-- start Supplied records --

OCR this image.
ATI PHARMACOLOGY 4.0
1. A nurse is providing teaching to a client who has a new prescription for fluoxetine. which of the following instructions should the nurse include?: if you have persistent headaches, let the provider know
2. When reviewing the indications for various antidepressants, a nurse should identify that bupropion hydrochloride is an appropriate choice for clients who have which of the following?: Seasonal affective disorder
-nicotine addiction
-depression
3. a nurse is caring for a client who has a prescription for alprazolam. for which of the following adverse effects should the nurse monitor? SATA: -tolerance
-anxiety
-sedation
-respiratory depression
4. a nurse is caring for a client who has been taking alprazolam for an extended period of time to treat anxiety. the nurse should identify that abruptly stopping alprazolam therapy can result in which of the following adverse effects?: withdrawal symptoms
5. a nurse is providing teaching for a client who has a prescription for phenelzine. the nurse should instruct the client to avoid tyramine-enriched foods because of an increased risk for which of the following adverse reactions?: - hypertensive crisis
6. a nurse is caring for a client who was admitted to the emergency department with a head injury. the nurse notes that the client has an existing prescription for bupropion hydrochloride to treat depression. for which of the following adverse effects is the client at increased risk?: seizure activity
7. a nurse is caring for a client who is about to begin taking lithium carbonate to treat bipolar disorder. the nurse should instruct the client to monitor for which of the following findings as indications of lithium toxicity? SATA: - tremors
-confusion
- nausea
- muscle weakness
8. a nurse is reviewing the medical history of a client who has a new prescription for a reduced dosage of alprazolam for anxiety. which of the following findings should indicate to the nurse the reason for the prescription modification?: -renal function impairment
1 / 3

-- end Supplied records --

- _What this task involves_:
Give every line of the material again, exactly as it reads.

- _Correct response_:
OCR this image.
ATI PHARMACOLOGY 4.0
1. A nurse is providing teaching to a client who has a new prescription for fluoxetine. which of the following instructions should the nurse include?: if you have persistent headaches, let the provider know
2. When reviewing the indications for various antidepressants, a nurse should identify that bupropion hydrochloride is an appropriate choice for clients who have which of the following?: Seasonal affective disorder
-nicotine addiction
-depression
3. a nurse is caring for a client who has a prescription for alprazolam. for which of the following adverse effects should the nurse monitor? SATA: -tolerance
-anxiety
-sedation
-respiratory depression
4. a nurse is caring for a client who has been taking alprazolam for an extended period of time to treat anxiety. the nurse should identify that abruptly stopping alprazolam therapy can result in which of the following adverse effects?: withdrawal symptoms
5. a nurse is providing teaching for a client who has a prescription for phenelzine. the nurse should instruct the client to avoid tyramine-enriched foods because of an increased risk for which of the following adverse reactions?: - hypertensive crisis
6. a nurse is caring for a client who was admitted to the emergency department with a head injury. the nurse notes that the client has an existing prescription for bupropion hydrochloride to treat depression. for which of the following adverse effects is the client at increased risk?: seizure activity
7. a nurse is caring for a client who is about to begin taking lithium carbonate to treat bipolar disorder. the nurse should instruct the client to monitor for which of the following findings as indications of lithium toxicity? SATA: - tremors
-confusion
- nausea
- muscle weakness
8. a nurse is reviewing the medical history of a client who has a new prescription for a reduced dosage of alprazolam for anxiety. which of the following findings should indicate to the nurse the reason for the prescription modification?: -renal function impairment
1 / 3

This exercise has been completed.